§ **THE EXERCISE**: Repeat the whole listing exactly.

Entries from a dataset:

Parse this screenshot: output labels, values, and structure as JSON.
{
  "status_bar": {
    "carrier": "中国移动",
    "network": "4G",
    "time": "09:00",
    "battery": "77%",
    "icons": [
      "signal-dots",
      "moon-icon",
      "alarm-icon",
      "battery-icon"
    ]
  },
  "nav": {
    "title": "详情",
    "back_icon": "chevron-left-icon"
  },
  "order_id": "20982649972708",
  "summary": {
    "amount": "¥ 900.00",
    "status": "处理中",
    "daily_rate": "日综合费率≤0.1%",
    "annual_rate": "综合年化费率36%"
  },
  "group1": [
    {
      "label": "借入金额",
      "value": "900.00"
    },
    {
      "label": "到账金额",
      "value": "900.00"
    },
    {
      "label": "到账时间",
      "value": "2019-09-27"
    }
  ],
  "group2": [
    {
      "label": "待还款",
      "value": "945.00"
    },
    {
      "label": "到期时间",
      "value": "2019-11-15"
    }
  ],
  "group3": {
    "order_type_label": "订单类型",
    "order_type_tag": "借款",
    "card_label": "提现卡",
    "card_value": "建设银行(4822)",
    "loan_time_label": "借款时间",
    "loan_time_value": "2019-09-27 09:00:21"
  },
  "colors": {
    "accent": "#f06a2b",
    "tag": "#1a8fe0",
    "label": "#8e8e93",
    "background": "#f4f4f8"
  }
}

§ **RESPONSE BELOW**:
Parse this screenshot: output labels, values, and structure as JSON.
{
  "status_bar": {
    "carrier": "中国移动",
    "network": "4G",
    "time": "09:00",
    "battery": "77%",
    "icons": [
      "signal-dots",
      "moon-icon",
      "alarm-icon",
      "battery-icon"
    ]
  },
  "nav": {
    "title": "详情",
    "back_icon": "chevron-left-icon"
  },
  "order_id": "20982649972708",
  "summary": {
    "amount": "¥ 900.00",
    "status": "处理中",
    "daily_rate": "日综合费率≤0.1%",
    "annual_rate": "综合年化费率36%"
  },
  "group1": [
    {
      "label": "借入金额",
      "value": "900.00"
    },
    {
      "label": "到账金额",
      "value": "900.00"
    },
    {
      "label": "到账时间",
      "value": "2019-09-27"
    }
  ],
  "group2": [
    {
      "label": "待还款",
      "value": "945.00"
    },
    {
      "label": "到期时间",
      "value": "2019-11-15"
    }
  ],
  "group3": {
    "order_type_label": "订单类型",
    "order_type_tag": "借款",
    "card_label": "提现卡",
    "card_value": "建设银行(4822)",
    "loan_time_label": "借款时间",
    "loan_time_value": "2019-09-27 09:00:21"
  },
  "colors": {
    "accent": "#f06a2b",
    "tag": "#1a8fe0",
    "label": "#8e8e93",
    "background": "#f4f4f8"
  }
}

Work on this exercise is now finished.